• _Records to process_
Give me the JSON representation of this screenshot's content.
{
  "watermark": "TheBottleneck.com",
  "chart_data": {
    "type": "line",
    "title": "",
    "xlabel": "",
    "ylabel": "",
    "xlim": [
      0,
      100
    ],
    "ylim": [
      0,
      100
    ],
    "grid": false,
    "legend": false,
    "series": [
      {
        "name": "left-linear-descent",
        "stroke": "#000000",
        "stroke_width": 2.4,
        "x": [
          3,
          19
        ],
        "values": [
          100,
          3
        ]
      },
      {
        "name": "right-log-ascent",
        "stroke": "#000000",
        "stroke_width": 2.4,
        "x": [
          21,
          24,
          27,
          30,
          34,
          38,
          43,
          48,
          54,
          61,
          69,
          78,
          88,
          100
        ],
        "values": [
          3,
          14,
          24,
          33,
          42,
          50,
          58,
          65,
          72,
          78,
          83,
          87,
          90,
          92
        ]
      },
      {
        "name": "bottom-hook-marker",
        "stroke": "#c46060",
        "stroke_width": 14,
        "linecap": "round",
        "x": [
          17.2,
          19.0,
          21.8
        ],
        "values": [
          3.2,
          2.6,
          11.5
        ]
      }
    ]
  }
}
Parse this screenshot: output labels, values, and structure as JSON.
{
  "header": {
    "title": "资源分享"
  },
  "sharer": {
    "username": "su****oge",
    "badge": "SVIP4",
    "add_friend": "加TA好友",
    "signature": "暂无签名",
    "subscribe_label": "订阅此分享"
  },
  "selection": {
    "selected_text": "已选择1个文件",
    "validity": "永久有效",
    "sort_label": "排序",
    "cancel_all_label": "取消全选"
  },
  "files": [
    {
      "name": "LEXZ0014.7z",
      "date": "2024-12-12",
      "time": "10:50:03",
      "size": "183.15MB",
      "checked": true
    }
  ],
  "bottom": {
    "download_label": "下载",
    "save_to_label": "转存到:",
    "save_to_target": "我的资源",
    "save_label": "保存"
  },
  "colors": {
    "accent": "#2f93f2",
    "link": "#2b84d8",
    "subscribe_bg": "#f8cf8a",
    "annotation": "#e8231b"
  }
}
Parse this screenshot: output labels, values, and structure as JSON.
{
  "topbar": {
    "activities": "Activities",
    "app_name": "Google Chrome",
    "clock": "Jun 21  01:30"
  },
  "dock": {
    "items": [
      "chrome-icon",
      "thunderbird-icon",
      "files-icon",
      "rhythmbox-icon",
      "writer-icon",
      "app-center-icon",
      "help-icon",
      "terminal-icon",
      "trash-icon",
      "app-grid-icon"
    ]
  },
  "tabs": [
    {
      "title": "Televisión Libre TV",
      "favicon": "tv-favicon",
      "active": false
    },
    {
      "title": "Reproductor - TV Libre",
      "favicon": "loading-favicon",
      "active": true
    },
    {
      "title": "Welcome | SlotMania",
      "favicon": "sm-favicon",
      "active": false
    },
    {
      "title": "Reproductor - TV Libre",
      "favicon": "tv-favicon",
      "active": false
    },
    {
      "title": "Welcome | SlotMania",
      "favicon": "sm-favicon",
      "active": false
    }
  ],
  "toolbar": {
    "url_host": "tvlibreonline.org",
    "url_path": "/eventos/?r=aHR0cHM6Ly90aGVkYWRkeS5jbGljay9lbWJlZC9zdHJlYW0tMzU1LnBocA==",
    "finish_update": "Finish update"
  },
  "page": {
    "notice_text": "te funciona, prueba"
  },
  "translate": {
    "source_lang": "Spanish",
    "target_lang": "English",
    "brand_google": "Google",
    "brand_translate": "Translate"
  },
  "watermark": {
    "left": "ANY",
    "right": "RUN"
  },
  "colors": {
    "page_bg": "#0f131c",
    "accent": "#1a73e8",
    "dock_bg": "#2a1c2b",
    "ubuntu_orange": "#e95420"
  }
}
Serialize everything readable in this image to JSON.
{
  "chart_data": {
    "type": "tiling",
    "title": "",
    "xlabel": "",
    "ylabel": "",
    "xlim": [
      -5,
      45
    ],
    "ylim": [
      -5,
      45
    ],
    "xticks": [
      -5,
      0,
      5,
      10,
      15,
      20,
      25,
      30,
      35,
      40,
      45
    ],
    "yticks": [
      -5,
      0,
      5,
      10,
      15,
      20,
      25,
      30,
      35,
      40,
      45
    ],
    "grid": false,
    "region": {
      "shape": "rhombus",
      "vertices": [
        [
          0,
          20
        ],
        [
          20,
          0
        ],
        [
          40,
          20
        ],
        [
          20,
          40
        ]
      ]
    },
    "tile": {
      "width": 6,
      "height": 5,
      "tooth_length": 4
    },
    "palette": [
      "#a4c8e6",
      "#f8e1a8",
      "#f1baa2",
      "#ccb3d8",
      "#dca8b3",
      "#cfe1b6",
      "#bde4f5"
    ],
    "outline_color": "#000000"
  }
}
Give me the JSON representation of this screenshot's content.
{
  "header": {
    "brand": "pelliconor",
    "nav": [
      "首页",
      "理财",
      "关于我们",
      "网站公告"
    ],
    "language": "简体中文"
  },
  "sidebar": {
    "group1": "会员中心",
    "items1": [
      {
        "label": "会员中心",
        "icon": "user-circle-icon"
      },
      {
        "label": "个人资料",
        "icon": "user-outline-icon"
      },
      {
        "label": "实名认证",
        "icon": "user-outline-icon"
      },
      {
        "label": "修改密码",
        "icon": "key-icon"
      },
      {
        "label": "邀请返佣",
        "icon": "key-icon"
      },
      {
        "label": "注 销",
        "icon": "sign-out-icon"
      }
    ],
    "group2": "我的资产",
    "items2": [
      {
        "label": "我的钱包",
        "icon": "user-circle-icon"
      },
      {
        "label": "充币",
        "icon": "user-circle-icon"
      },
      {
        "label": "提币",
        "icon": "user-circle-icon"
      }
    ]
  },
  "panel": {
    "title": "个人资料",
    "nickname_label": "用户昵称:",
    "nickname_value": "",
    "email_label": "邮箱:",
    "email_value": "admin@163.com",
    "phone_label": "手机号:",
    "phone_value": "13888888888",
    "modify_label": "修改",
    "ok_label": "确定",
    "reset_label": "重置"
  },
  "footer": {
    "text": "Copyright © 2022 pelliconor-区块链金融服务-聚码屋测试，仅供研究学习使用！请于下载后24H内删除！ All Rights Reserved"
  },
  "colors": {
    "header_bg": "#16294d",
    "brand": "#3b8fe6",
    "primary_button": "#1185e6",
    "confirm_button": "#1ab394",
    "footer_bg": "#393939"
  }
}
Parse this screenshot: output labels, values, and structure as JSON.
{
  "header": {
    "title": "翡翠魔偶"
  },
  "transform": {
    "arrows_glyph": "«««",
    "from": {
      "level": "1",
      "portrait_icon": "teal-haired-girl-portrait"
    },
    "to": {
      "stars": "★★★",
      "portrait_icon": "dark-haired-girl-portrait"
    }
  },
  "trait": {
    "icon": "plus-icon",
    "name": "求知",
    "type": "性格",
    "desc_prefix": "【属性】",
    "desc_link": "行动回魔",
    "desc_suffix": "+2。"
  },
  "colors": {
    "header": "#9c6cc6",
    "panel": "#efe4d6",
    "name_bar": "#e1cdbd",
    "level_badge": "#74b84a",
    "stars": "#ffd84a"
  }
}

• _Directive_
Would you reproduce the material above in full, exactly as given?

• _Task solution_
Give me the JSON representation of this screenshot's content.
{
  "watermark": "TheBottleneck.com",
  "chart_data": {
    "type": "line",
    "title": "",
    "xlabel": "",
    "ylabel": "",
    "xlim": [
      0,
      100
    ],
    "ylim": [
      0,
      100
    ],
    "grid": false,
    "legend": false,
    "series": [
      {
        "name": "left-linear-descent",
        "stroke": "#000000",
        "stroke_width": 2.4,
        "x": [
          3,
          19
        ],
        "values": [
          100,
          3
        ]
      },
      {
        "name": "right-log-ascent",
        "stroke": "#000000",
        "stroke_width": 2.4,
        "x": [
          21,
          24,
          27,
          30,
          34,
          38,
          43,
          48,
          54,
          61,
          69,
          78,
          88,
          100
        ],
        "values": [
          3,
          14,
          24,
          33,
          42,
          50,
          58,
          65,
          72,
          78,
          83,
          87,
          90,
          92
        ]
      },
      {
        "name": "bottom-hook-marker",
        "stroke": "#c46060",
        "stroke_width": 14,
        "linecap": "round",
        "x": [
          17.2,
          19.0,
          21.8
        ],
        "values": [
          3.2,
          2.6,
          11.5
        ]
      }
    ]
  }
}
Parse this screenshot: output labels, values, and structure as JSON.
{
  "header": {
    "title": "资源分享"
  },
  "sharer": {
    "username": "su****oge",
    "badge": "SVIP4",
    "add_friend": "加TA好友",
    "signature": "暂无签名",
    "subscribe_label": "订阅此分享"
  },
  "selection": {
    "selected_text": "已选择1个文件",
    "validity": "永久有效",
    "sort_label": "排序",
    "cancel_all_label": "取消全选"
  },
  "files": [
    {
      "name": "LEXZ0014.7z",
      "date": "2024-12-12",
      "time": "10:50:03",
      "size": "183.15MB",
      "checked": true
    }
  ],
  "bottom": {
    "download_label": "下载",
    "save_to_label": "转存到:",
    "save_to_target": "我的资源",
    "save_label": "保存"
  },
  "colors": {
    "accent": "#2f93f2",
    "link": "#2b84d8",
    "subscribe_bg": "#f8cf8a",
    "annotation": "#e8231b"
  }
}
Parse this screenshot: output labels, values, and structure as JSON.
{
  "topbar": {
    "activities": "Activities",
    "app_name": "Google Chrome",
    "clock": "Jun 21  01:30"
  },
  "dock": {
    "items": [
      "chrome-icon",
      "thunderbird-icon",
      "files-icon",
      "rhythmbox-icon",
      "writer-icon",
      "app-center-icon",
      "help-icon",
      "terminal-icon",
      "trash-icon",
      "app-grid-icon"
    ]
  },
  "tabs": [
    {
      "title": "Televisión Libre TV",
      "favicon": "tv-favicon",
      "active": false
    },
    {
      "title": "Reproductor - TV Libre",
      "favicon": "loading-favicon",
      "active": true
    },
    {
      "title": "Welcome | SlotMania",
      "favicon": "sm-favicon",
      "active": false
    },
    {
      "title": "Reproductor - TV Libre",
      "favicon": "tv-favicon",
      "active": false
    },
    {
      "title": "Welcome | SlotMania",
      "favicon": "sm-favicon",
      "active": false
    }
  ],
  "toolbar": {
    "url_host": "tvlibreonline.org",
    "url_path": "/eventos/?r=aHR0cHM6Ly90aGVkYWRkeS5jbGljay9lbWJlZC9zdHJlYW0tMzU1LnBocA==",
    "finish_update": "Finish update"
  },
  "page": {
    "notice_text": "te funciona, prueba"
  },
  "translate": {
    "source_lang": "Spanish",
    "target_lang": "English",
    "brand_google": "Google",
    "brand_translate": "Translate"
  },
  "watermark": {
    "left": "ANY",
    "right": "RUN"
  },
  "colors": {
    "page_bg": "#0f131c",
    "accent": "#1a73e8",
    "dock_bg": "#2a1c2b",
    "ubuntu_orange": "#e95420"
  }
}
Serialize everything readable in this image to JSON.
{
  "chart_data": {
    "type": "tiling",
    "title": "",
    "xlabel": "",
    "ylabel": "",
    "xlim": [
      -5,
      45
    ],
    "ylim": [
      -5,
      45
    ],
    "xticks": [
      -5,
      0,
      5,
      10,
      15,
      20,
      25,
      30,
      35,
      40,
      45
    ],
    "yticks": [
      -5,
      0,
      5,
      10,
      15,
      20,
      25,
      30,
      35,
      40,
      45
    ],
    "grid": false,
    "region": {
      "shape": "rhombus",
      "vertices": [
        [
          0,
          20
        ],
        [
          20,
          0
        ],
        [
          40,
          20
        ],
        [
          20,
          40
        ]
      ]
    },
    "tile": {
      "width": 6,
      "height": 5,
      "tooth_length": 4
    },
    "palette": [
      "#a4c8e6",
      "#f8e1a8",
      "#f1baa2",
      "#ccb3d8",
      "#dca8b3",
      "#cfe1b6",
      "#bde4f5"
    ],
    "outline_color": "#000000"
  }
}
Give me the JSON representation of this screenshot's content.
{
  "header": {
    "brand": "pelliconor",
    "nav": [
      "首页",
      "理财",
      "关于我们",
      "网站公告"
    ],
    "language": "简体中文"
  },
  "sidebar": {
    "group1": "会员中心",
    "items1": [
      {
        "label": "会员中心",
        "icon": "user-circle-icon"
      },
      {
        "label": "个人资料",
        "icon": "user-outline-icon"
      },
      {
        "label": "实名认证",
        "icon": "user-outline-icon"
      },
      {
        "label": "修改密码",
        "icon": "key-icon"
      },
      {
        "label": "邀请返佣",
        "icon": "key-icon"
      },
      {
        "label": "注 销",
        "icon": "sign-out-icon"
      }
    ],
    "group2": "我的资产",
    "items2": [
      {
        "label": "我的钱包",
        "icon": "user-circle-icon"
      },
      {
        "label": "充币",
        "icon": "user-circle-icon"
      },
      {
        "label": "提币",
        "icon": "user-circle-icon"
      }
    ]
  },
  "panel": {
    "title": "个人资料",
    "nickname_label": "用户昵称:",
    "nickname_value": "",
    "email_label": "邮箱:",
    "email_value": "admin@163.com",
    "phone_label": "手机号:",
    "phone_value": "13888888888",
    "modify_label": "修改",
    "ok_label": "确定",
    "reset_label": "重置"
  },
  "footer": {
    "text": "Copyright © 2022 pelliconor-区块链金融服务-聚码屋测试，仅供研究学习使用！请于下载后24H内删除！ All Rights Reserved"
  },
  "colors": {
    "header_bg": "#16294d",
    "brand": "#3b8fe6",
    "primary_button": "#1185e6",
    "confirm_button": "#1ab394",
    "footer_bg": "#393939"
  }
}
Parse this screenshot: output labels, values, and structure as JSON.
{
  "header": {
    "title": "翡翠魔偶"
  },
  "transform": {
    "arrows_glyph": "«««",
    "from": {
      "level": "1",
      "portrait_icon": "teal-haired-girl-portrait"
    },
    "to": {
      "stars": "★★★",
      "portrait_icon": "dark-haired-girl-portrait"
    }
  },
  "trait": {
    "icon": "plus-icon",
    "name": "求知",
    "type": "性格",
    "desc_prefix": "【属性】",
    "desc_link": "行动回魔",
    "desc_suffix": "+2。"
  },
  "colors": {
    "header": "#9c6cc6",
    "panel": "#efe4d6",
    "name_bar": "#e1cdbd",
    "level_badge": "#74b84a",
    "stars": "#ffd84a"
  }
}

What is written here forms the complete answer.